## Start
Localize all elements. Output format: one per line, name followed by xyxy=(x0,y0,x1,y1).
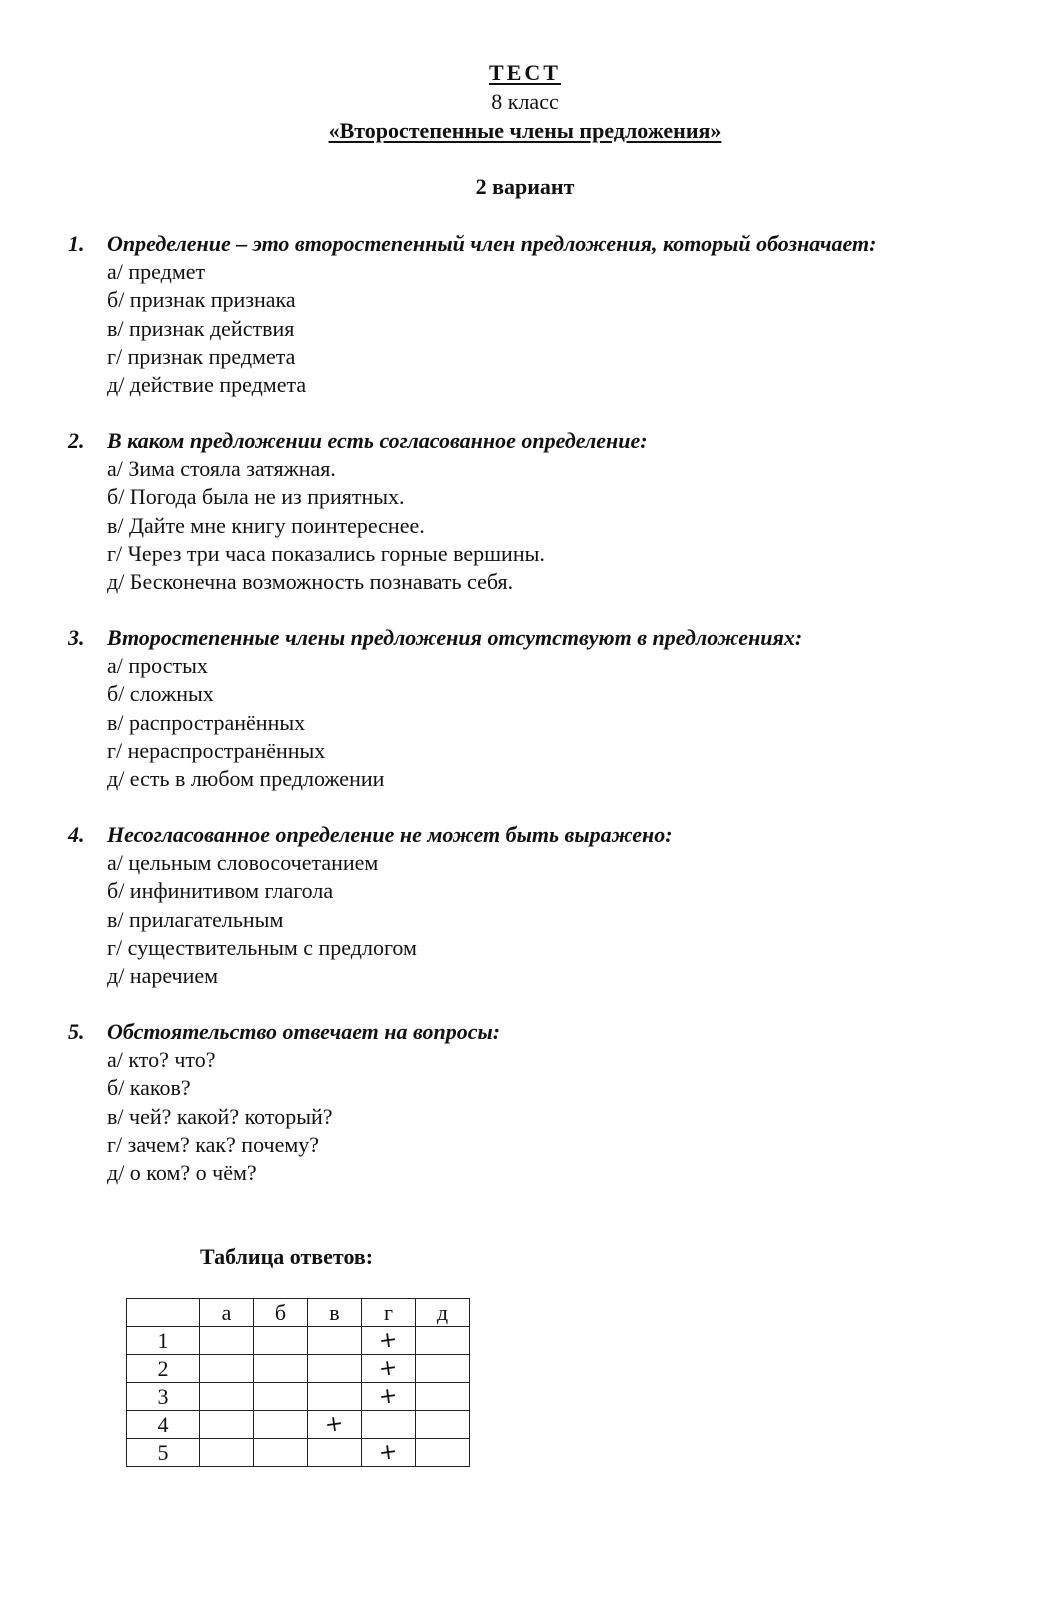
question xyxy=(68,427,1008,596)
answer-option: б/ каков? xyxy=(107,1075,191,1101)
answer-option: б/ признак признака xyxy=(107,287,296,313)
question-text: Обстоятельство отвечает на вопросы: xyxy=(107,1019,501,1044)
question-number: 4. xyxy=(68,822,85,847)
question-number: 5. xyxy=(68,1019,85,1044)
answer-cell xyxy=(362,1439,416,1467)
answer-cell xyxy=(362,1383,416,1411)
answer-cell xyxy=(362,1411,416,1439)
answer-cell xyxy=(308,1439,362,1467)
answer-option: а/ цельным словосочетанием xyxy=(107,850,379,876)
answer-cell xyxy=(308,1383,362,1411)
test-title: ТЕСТ xyxy=(489,60,561,85)
question xyxy=(68,624,1008,793)
answer-option: а/ Зима стояла затяжная. xyxy=(107,456,336,482)
answer-option: д/ действие предмета xyxy=(107,372,307,398)
check-mark: + xyxy=(377,1326,400,1355)
question-text: Второстепенные члены предложения отсутствуют в предложениях: xyxy=(107,625,803,650)
answer-option: г/ признак предмета xyxy=(107,343,296,369)
answer-cell xyxy=(362,1327,416,1355)
question-heading xyxy=(68,624,1008,652)
answer-cell xyxy=(308,1411,362,1439)
answer-option: в/ прилагательным xyxy=(107,906,284,932)
question xyxy=(68,230,1008,399)
row-label: 1 xyxy=(127,1327,200,1355)
answer-option: д/ о ком? о чём? xyxy=(107,1160,257,1186)
answer-option: а/ кто? что? xyxy=(107,1047,216,1073)
answer-option: в/ распространённых xyxy=(107,709,306,735)
question-heading xyxy=(68,230,1008,258)
column-header: г xyxy=(362,1299,416,1327)
row-label: 2 xyxy=(127,1355,200,1383)
answer-cell xyxy=(362,1355,416,1383)
answer-cell xyxy=(200,1439,254,1467)
column-header: б xyxy=(254,1299,308,1327)
answer-cell xyxy=(254,1383,308,1411)
answer-cell xyxy=(200,1383,254,1411)
question-text: Определение – это второстепенный член предложения, который обозначает: xyxy=(107,231,877,256)
question xyxy=(68,1018,1008,1187)
answer-cell xyxy=(308,1327,362,1355)
answer-option: г/ зачем? как? почему? xyxy=(107,1131,320,1157)
answer-option: д/ наречием xyxy=(107,963,219,989)
answer-option: в/ признак действия xyxy=(107,315,295,341)
answer-cell xyxy=(200,1355,254,1383)
question-text: В каком предложении есть согласованное определение: xyxy=(107,428,648,453)
check-mark: + xyxy=(377,1354,400,1383)
table-row xyxy=(127,1439,470,1467)
question xyxy=(68,821,1008,990)
row-label: 5 xyxy=(127,1439,200,1467)
answer-option: б/ сложных xyxy=(107,681,214,707)
table-row xyxy=(127,1383,470,1411)
answer-cell xyxy=(254,1411,308,1439)
question-text: Несогласованное определение не может быть выражено: xyxy=(107,822,673,847)
answer-cell xyxy=(416,1355,470,1383)
check-mark: + xyxy=(377,1438,400,1467)
question-number: 2. xyxy=(68,428,85,453)
answers-table xyxy=(126,1298,470,1467)
answer-option: г/ существительным с предлогом xyxy=(107,934,417,960)
answer-cell xyxy=(416,1411,470,1439)
column-header xyxy=(127,1299,200,1327)
row-label: 3 xyxy=(127,1383,200,1411)
row-label: 4 xyxy=(127,1411,200,1439)
answer-cell xyxy=(416,1383,470,1411)
answer-option: а/ простых xyxy=(107,653,208,679)
answer-cell xyxy=(254,1327,308,1355)
answer-cell xyxy=(254,1439,308,1467)
answer-option: г/ нераспространённых xyxy=(107,737,326,763)
answer-option: б/ инфинитивом глагола xyxy=(107,878,334,904)
column-header: а xyxy=(200,1299,254,1327)
grade-label: 8 класс xyxy=(491,89,559,114)
check-mark: + xyxy=(377,1382,400,1411)
check-mark: + xyxy=(323,1410,346,1439)
column-header: д xyxy=(416,1299,470,1327)
answer-option: г/ Через три часа показались горные вершины. xyxy=(107,540,545,566)
table-row xyxy=(127,1411,470,1439)
topic-title: «Второстепенные члены предложения» xyxy=(328,118,722,143)
answer-option: б/ Погода была не из приятных. xyxy=(107,484,405,510)
answer-option: д/ Бесконечна возможность познавать себя. xyxy=(107,569,514,595)
answer-cell xyxy=(254,1355,308,1383)
question-heading xyxy=(68,427,1008,455)
answer-option: в/ Дайте мне книгу поинтереснее. xyxy=(107,512,425,538)
answer-option: д/ есть в любом предложении xyxy=(107,766,385,792)
column-header: в xyxy=(308,1299,362,1327)
table-row xyxy=(127,1327,470,1355)
answer-cell xyxy=(308,1355,362,1383)
answer-option: в/ чей? какой? который? xyxy=(107,1103,333,1129)
variant-label: 2 вариант xyxy=(475,174,575,199)
answer-cell xyxy=(416,1439,470,1467)
answers-table-title: Таблица ответов: xyxy=(200,1244,374,1269)
answer-cell xyxy=(200,1411,254,1439)
table-row xyxy=(127,1355,470,1383)
question-number: 3. xyxy=(68,625,85,650)
answer-cell xyxy=(416,1327,470,1355)
answer-cell xyxy=(200,1327,254,1355)
question-number: 1. xyxy=(68,231,85,256)
question-heading xyxy=(68,821,1008,849)
question-heading xyxy=(68,1018,1008,1046)
answer-option: а/ предмет xyxy=(107,259,206,285)
table-header-row xyxy=(127,1299,470,1327)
## End
» **What is being asked**
Retype without any change the lines from the line containing "question xyxy=(68,427,1008,596)" to the line containing "question-number: 4. xyxy=(68,822,85,847)", including both of those lines.

» **Solution**
question xyxy=(68,427,1008,596)
answer-option: б/ каков? xyxy=(107,1075,191,1101)
answer-option: б/ признак признака xyxy=(107,287,296,313)
question-text: Обстоятельство отвечает на вопросы: xyxy=(107,1019,501,1044)
question-number: 4. xyxy=(68,822,85,847)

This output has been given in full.